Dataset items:

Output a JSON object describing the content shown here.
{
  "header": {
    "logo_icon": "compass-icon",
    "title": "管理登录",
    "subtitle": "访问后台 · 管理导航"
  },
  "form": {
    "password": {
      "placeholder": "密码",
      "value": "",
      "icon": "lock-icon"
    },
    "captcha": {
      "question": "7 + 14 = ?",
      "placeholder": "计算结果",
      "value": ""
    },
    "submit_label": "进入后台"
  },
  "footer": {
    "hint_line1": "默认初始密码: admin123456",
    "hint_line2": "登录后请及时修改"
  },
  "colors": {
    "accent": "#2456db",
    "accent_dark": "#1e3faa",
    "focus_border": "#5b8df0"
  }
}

What you will do:
Extract all of the material exactly as it is written.

Expected answer:
Output a JSON object describing the content shown here.
{
  "header": {
    "logo_icon": "compass-icon",
    "title": "管理登录",
    "subtitle": "访问后台 · 管理导航"
  },
  "form": {
    "password": {
      "placeholder": "密码",
      "value": "",
      "icon": "lock-icon"
    },
    "captcha": {
      "question": "7 + 14 = ?",
      "placeholder": "计算结果",
      "value": ""
    },
    "submit_label": "进入后台"
  },
  "footer": {
    "hint_line1": "默认初始密码: admin123456",
    "hint_line2": "登录后请及时修改"
  },
  "colors": {
    "accent": "#2456db",
    "accent_dark": "#1e3faa",
    "focus_border": "#5b8df0"
  }
}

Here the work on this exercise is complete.